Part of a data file
────────────────────────────────────────

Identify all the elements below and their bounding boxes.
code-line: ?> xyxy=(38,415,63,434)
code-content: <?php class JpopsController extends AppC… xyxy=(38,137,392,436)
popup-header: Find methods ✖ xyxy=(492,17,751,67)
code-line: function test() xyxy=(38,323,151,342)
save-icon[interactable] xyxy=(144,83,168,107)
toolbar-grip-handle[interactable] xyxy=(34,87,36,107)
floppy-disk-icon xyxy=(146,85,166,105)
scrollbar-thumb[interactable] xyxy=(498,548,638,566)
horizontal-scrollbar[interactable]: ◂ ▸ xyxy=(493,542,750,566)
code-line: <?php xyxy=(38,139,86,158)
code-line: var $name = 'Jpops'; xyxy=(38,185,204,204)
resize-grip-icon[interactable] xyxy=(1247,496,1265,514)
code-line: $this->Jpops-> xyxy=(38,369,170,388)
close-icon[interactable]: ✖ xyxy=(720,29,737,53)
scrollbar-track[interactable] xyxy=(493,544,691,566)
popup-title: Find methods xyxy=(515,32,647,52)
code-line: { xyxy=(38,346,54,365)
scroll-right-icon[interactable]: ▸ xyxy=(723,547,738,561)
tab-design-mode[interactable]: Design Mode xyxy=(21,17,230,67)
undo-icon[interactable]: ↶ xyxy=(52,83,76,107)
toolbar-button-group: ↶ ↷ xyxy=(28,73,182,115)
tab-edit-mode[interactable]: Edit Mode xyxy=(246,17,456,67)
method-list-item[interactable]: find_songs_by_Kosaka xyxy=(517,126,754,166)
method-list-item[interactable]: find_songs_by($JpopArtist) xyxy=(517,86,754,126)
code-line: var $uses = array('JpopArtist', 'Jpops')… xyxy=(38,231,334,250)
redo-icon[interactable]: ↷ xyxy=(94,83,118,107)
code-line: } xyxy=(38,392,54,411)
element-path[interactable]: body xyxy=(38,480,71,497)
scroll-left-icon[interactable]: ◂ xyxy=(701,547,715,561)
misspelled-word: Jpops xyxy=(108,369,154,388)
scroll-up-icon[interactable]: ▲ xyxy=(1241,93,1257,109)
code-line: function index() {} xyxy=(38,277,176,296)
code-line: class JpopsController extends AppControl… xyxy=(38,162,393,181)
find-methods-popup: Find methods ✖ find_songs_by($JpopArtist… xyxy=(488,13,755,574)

────────────────────────────────────────

» **Instructions to follow**
Please copy the entries above word for word, from the first one through the line that contains "resize-grip-icon[interactable] xyxy=(1247,496,1265,514)", including that line.

» **Solution to this problem**
Identify all the elements below and their bounding boxes.
code-line: ?> xyxy=(38,415,63,434)
code-content: <?php class JpopsController extends AppC… xyxy=(38,137,392,436)
popup-header: Find methods ✖ xyxy=(492,17,751,67)
code-line: function test() xyxy=(38,323,151,342)
save-icon[interactable] xyxy=(144,83,168,107)
toolbar-grip-handle[interactable] xyxy=(34,87,36,107)
floppy-disk-icon xyxy=(146,85,166,105)
scrollbar-thumb[interactable] xyxy=(498,548,638,566)
horizontal-scrollbar[interactable]: ◂ ▸ xyxy=(493,542,750,566)
code-line: <?php xyxy=(38,139,86,158)
code-line: var $name = 'Jpops'; xyxy=(38,185,204,204)
resize-grip-icon[interactable] xyxy=(1247,496,1265,514)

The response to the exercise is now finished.